==== Raw records ====

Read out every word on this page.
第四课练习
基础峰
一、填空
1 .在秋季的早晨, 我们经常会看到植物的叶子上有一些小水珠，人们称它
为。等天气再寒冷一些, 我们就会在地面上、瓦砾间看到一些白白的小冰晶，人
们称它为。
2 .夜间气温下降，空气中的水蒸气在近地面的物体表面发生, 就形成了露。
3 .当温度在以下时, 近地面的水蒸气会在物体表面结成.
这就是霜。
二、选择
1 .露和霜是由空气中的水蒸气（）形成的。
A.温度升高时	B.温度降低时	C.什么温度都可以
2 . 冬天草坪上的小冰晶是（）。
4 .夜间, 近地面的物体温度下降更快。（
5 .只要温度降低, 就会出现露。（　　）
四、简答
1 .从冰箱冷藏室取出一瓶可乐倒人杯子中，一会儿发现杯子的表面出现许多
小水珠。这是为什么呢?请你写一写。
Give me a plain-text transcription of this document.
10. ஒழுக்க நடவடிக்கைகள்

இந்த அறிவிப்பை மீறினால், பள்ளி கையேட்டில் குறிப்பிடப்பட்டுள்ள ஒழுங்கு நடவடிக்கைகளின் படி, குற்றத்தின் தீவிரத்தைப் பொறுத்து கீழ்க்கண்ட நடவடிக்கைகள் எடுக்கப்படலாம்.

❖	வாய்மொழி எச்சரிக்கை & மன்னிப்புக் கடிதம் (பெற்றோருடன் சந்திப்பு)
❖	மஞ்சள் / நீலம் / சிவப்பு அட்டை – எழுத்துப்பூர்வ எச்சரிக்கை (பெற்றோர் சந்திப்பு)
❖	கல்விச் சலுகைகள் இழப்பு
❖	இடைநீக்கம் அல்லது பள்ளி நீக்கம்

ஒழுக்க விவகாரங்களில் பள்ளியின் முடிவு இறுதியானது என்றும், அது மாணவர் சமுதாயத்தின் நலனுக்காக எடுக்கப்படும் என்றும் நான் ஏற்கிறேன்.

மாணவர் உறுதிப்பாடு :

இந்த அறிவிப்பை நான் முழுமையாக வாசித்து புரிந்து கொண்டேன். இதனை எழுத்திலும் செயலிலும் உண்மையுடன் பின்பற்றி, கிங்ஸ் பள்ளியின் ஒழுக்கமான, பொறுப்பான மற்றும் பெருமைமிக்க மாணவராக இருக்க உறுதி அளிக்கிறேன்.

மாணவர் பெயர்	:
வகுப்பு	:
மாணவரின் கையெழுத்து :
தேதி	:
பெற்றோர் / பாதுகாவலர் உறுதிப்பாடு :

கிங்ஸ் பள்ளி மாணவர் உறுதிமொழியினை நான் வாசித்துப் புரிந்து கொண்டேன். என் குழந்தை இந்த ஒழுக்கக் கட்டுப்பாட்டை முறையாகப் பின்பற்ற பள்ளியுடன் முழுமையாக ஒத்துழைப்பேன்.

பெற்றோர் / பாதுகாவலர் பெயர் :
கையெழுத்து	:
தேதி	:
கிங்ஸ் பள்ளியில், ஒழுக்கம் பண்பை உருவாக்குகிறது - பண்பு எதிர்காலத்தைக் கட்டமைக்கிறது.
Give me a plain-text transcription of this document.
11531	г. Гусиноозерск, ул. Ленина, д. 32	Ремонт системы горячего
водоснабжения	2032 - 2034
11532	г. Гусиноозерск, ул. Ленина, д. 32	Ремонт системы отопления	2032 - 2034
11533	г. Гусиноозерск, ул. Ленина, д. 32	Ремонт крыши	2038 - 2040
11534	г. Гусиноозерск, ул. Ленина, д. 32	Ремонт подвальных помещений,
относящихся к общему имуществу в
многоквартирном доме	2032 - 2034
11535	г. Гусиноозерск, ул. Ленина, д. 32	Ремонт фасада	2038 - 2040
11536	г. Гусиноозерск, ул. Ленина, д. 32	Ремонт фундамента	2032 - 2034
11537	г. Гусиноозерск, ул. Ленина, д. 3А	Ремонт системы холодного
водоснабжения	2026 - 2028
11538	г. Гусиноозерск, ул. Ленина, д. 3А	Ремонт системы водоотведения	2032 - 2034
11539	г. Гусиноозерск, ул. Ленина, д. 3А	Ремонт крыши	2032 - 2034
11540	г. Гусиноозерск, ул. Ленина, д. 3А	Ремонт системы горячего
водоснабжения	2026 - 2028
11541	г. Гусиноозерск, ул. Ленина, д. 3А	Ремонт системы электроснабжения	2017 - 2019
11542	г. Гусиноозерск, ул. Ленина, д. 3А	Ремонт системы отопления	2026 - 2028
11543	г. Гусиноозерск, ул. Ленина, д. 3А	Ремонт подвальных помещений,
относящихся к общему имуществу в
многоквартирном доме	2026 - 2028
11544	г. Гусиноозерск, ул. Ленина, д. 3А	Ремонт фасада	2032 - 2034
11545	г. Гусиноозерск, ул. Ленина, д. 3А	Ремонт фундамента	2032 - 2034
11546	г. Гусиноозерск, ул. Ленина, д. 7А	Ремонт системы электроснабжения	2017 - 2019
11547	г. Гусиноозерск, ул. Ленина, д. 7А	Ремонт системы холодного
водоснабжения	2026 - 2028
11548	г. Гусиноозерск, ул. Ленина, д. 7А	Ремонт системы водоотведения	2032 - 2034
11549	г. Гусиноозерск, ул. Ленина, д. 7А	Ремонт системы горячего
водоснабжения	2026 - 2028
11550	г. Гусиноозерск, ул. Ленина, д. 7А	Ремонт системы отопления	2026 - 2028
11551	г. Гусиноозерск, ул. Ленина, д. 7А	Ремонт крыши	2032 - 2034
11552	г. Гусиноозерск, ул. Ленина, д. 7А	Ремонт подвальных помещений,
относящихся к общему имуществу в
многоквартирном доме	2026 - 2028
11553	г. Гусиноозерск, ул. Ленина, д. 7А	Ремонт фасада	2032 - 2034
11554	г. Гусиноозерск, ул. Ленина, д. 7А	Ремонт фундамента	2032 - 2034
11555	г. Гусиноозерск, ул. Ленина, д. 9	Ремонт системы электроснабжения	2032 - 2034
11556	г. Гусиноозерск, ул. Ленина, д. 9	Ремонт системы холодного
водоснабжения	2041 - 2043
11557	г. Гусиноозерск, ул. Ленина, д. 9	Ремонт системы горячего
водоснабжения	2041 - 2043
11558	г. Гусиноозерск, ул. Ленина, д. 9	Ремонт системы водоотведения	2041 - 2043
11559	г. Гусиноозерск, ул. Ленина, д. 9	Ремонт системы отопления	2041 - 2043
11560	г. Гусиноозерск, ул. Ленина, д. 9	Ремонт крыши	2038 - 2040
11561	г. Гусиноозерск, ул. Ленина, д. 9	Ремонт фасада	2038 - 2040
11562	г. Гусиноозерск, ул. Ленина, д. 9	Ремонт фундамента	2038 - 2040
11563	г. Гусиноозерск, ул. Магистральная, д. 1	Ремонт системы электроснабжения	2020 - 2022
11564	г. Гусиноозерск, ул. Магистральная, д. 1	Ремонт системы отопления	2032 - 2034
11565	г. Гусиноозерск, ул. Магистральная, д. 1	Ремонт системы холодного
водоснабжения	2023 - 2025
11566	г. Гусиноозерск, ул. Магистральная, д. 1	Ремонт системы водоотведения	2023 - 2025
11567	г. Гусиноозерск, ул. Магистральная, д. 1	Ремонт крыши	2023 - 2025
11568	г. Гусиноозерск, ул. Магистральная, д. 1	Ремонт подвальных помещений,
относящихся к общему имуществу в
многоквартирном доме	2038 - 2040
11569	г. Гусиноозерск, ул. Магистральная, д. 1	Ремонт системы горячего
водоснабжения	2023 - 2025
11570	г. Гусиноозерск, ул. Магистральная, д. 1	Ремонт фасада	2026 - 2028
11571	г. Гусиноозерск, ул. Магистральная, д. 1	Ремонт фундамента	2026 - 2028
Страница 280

====

Repeat the whole listing exactly, keeping every line intact.

=== Problem solution ===
Read out every word on this page.
第四课练习
基础峰
一、填空
1 .在秋季的早晨, 我们经常会看到植物的叶子上有一些小水珠，人们称它
为。等天气再寒冷一些, 我们就会在地面上、瓦砾间看到一些白白的小冰晶，人
们称它为。
2 .夜间气温下降，空气中的水蒸气在近地面的物体表面发生, 就形成了露。
3 .当温度在以下时, 近地面的水蒸气会在物体表面结成.
这就是霜。
二、选择
1 .露和霜是由空气中的水蒸气（）形成的。
A.温度升高时	B.温度降低时	C.什么温度都可以
2 . 冬天草坪上的小冰晶是（）。
4 .夜间, 近地面的物体温度下降更快。（
5 .只要温度降低, 就会出现露。（　　）
四、简答
1 .从冰箱冷藏室取出一瓶可乐倒人杯子中，一会儿发现杯子的表面出现许多
小水珠。这是为什么呢?请你写一写。
Give me a plain-text transcription of this document.
10. ஒழுக்க நடவடிக்கைகள்

இந்த அறிவிப்பை மீறினால், பள்ளி கையேட்டில் குறிப்பிடப்பட்டுள்ள ஒழுங்கு நடவடிக்கைகளின் படி, குற்றத்தின் தீவிரத்தைப் பொறுத்து கீழ்க்கண்ட நடவடிக்கைகள் எடுக்கப்படலாம்.

❖	வாய்மொழி எச்சரிக்கை & மன்னிப்புக் கடிதம் (பெற்றோருடன் சந்திப்பு)
❖	மஞ்சள் / நீலம் / சிவப்பு அட்டை – எழுத்துப்பூர்வ எச்சரிக்கை (பெற்றோர் சந்திப்பு)
❖	கல்விச் சலுகைகள் இழப்பு
❖	இடைநீக்கம் அல்லது பள்ளி நீக்கம்

ஒழுக்க விவகாரங்களில் பள்ளியின் முடிவு இறுதியானது என்றும், அது மாணவர் சமுதாயத்தின் நலனுக்காக எடுக்கப்படும் என்றும் நான் ஏற்கிறேன்.

மாணவர் உறுதிப்பாடு :

இந்த அறிவிப்பை நான் முழுமையாக வாசித்து புரிந்து கொண்டேன். இதனை எழுத்திலும் செயலிலும் உண்மையுடன் பின்பற்றி, கிங்ஸ் பள்ளியின் ஒழுக்கமான, பொறுப்பான மற்றும் பெருமைமிக்க மாணவராக இருக்க உறுதி அளிக்கிறேன்.

மாணவர் பெயர்	:
வகுப்பு	:
மாணவரின் கையெழுத்து :
தேதி	:
பெற்றோர் / பாதுகாவலர் உறுதிப்பாடு :

கிங்ஸ் பள்ளி மாணவர் உறுதிமொழியினை நான் வாசித்துப் புரிந்து கொண்டேன். என் குழந்தை இந்த ஒழுக்கக் கட்டுப்பாட்டை முறையாகப் பின்பற்ற பள்ளியுடன் முழுமையாக ஒத்துழைப்பேன்.

பெற்றோர் / பாதுகாவலர் பெயர் :
கையெழுத்து	:
தேதி	:
கிங்ஸ் பள்ளியில், ஒழுக்கம் பண்பை உருவாக்குகிறது - பண்பு எதிர்காலத்தைக் கட்டமைக்கிறது.
Give me a plain-text transcription of this document.
11531	г. Гусиноозерск, ул. Ленина, д. 32	Ремонт системы горячего
водоснабжения	2032 - 2034
11532	г. Гусиноозерск, ул. Ленина, д. 32	Ремонт системы отопления	2032 - 2034
11533	г. Гусиноозерск, ул. Ленина, д. 32	Ремонт крыши	2038 - 2040
11534	г. Гусиноозерск, ул. Ленина, д. 32	Ремонт подвальных помещений,
относящихся к общему имуществу в
многоквартирном доме	2032 - 2034
11535	г. Гусиноозерск, ул. Ленина, д. 32	Ремонт фасада	2038 - 2040
11536	г. Гусиноозерск, ул. Ленина, д. 32	Ремонт фундамента	2032 - 2034
11537	г. Гусиноозерск, ул. Ленина, д. 3А	Ремонт системы холодного
водоснабжения	2026 - 2028
11538	г. Гусиноозерск, ул. Ленина, д. 3А	Ремонт системы водоотведения	2032 - 2034
11539	г. Гусиноозерск, ул. Ленина, д. 3А	Ремонт крыши	2032 - 2034
11540	г. Гусиноозерск, ул. Ленина, д. 3А	Ремонт системы горячего
водоснабжения	2026 - 2028
11541	г. Гусиноозерск, ул. Ленина, д. 3А	Ремонт системы электроснабжения	2017 - 2019
11542	г. Гусиноозерск, ул. Ленина, д. 3А	Ремонт системы отопления	2026 - 2028
11543	г. Гусиноозерск, ул. Ленина, д. 3А	Ремонт подвальных помещений,
относящихся к общему имуществу в
многоквартирном доме	2026 - 2028
11544	г. Гусиноозерск, ул. Ленина, д. 3А	Ремонт фасада	2032 - 2034
11545	г. Гусиноозерск, ул. Ленина, д. 3А	Ремонт фундамента	2032 - 2034
11546	г. Гусиноозерск, ул. Ленина, д. 7А	Ремонт системы электроснабжения	2017 - 2019
11547	г. Гусиноозерск, ул. Ленина, д. 7А	Ремонт системы холодного
водоснабжения	2026 - 2028
11548	г. Гусиноозерск, ул. Ленина, д. 7А	Ремонт системы водоотведения	2032 - 2034
11549	г. Гусиноозерск, ул. Ленина, д. 7А	Ремонт системы горячего
водоснабжения	2026 - 2028
11550	г. Гусиноозерск, ул. Ленина, д. 7А	Ремонт системы отопления	2026 - 2028
11551	г. Гусиноозерск, ул. Ленина, д. 7А	Ремонт крыши	2032 - 2034
11552	г. Гусиноозерск, ул. Ленина, д. 7А	Ремонт подвальных помещений,
относящихся к общему имуществу в
многоквартирном доме	2026 - 2028
11553	г. Гусиноозерск, ул. Ленина, д. 7А	Ремонт фасада	2032 - 2034
11554	г. Гусиноозерск, ул. Ленина, д. 7А	Ремонт фундамента	2032 - 2034
11555	г. Гусиноозерск, ул. Ленина, д. 9	Ремонт системы электроснабжения	2032 - 2034
11556	г. Гусиноозерск, ул. Ленина, д. 9	Ремонт системы холодного
водоснабжения	2041 - 2043
11557	г. Гусиноозерск, ул. Ленина, д. 9	Ремонт системы горячего
водоснабжения	2041 - 2043
11558	г. Гусиноозерск, ул. Ленина, д. 9	Ремонт системы водоотведения	2041 - 2043
11559	г. Гусиноозерск, ул. Ленина, д. 9	Ремонт системы отопления	2041 - 2043
11560	г. Гусиноозерск, ул. Ленина, д. 9	Ремонт крыши	2038 - 2040
11561	г. Гусиноозерск, ул. Ленина, д. 9	Ремонт фасада	2038 - 2040
11562	г. Гусиноозерск, ул. Ленина, д. 9	Ремонт фундамента	2038 - 2040
11563	г. Гусиноозерск, ул. Магистральная, д. 1	Ремонт системы электроснабжения	2020 - 2022
11564	г. Гусиноозерск, ул. Магистральная, д. 1	Ремонт системы отопления	2032 - 2034
11565	г. Гусиноозерск, ул. Магистральная, д. 1	Ремонт системы холодного
водоснабжения	2023 - 2025
11566	г. Гусиноозерск, ул. Магистральная, д. 1	Ремонт системы водоотведения	2023 - 2025
11567	г. Гусиноозерск, ул. Магистральная, д. 1	Ремонт крыши	2023 - 2025
11568	г. Гусиноозерск, ул. Магистральная, д. 1	Ремонт подвальных помещений,
относящихся к общему имуществу в
многоквартирном доме	2038 - 2040
11569	г. Гусиноозерск, ул. Магистральная, д. 1	Ремонт системы горячего
водоснабжения	2023 - 2025
11570	г. Гусиноозерск, ул. Магистральная, д. 1	Ремонт фасада	2026 - 2028
11571	г. Гусиноозерск, ул. Магистральная, д. 1	Ремонт фундамента	2026 - 2028
Страница 280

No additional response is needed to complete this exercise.